Collected data:
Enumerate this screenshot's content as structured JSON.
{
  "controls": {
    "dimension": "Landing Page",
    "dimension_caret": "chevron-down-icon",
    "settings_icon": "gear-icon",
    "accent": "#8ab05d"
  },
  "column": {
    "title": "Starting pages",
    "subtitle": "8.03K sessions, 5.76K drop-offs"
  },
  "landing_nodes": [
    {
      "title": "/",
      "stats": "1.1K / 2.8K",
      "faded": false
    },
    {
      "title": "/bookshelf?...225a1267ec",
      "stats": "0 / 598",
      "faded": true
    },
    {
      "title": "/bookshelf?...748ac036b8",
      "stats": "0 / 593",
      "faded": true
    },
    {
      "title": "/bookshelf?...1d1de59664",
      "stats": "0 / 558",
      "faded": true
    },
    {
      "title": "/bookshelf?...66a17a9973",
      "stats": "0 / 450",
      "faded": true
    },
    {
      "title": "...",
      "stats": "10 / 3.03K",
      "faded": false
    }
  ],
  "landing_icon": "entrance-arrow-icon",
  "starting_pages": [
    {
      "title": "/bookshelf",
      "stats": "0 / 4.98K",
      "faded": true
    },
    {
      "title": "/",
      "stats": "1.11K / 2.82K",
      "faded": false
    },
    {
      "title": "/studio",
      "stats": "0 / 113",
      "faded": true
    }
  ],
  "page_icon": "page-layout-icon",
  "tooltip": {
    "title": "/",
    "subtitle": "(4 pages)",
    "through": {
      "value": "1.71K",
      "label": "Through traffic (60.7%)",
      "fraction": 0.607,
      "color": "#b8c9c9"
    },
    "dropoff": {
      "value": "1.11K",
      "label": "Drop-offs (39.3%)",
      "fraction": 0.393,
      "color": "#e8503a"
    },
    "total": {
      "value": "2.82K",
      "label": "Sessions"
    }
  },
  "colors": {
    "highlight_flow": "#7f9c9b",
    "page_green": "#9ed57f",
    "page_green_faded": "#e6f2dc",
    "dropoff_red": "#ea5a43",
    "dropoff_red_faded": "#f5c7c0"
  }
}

> _INSTRUCTION_:
Show all lines from the records above where the word "offs" occurs.

> _FINAL RESULT_:
    "subtitle": "8.03K sessions, 5.76K drop-offs"
      "label": "Drop-offs (39.3%)",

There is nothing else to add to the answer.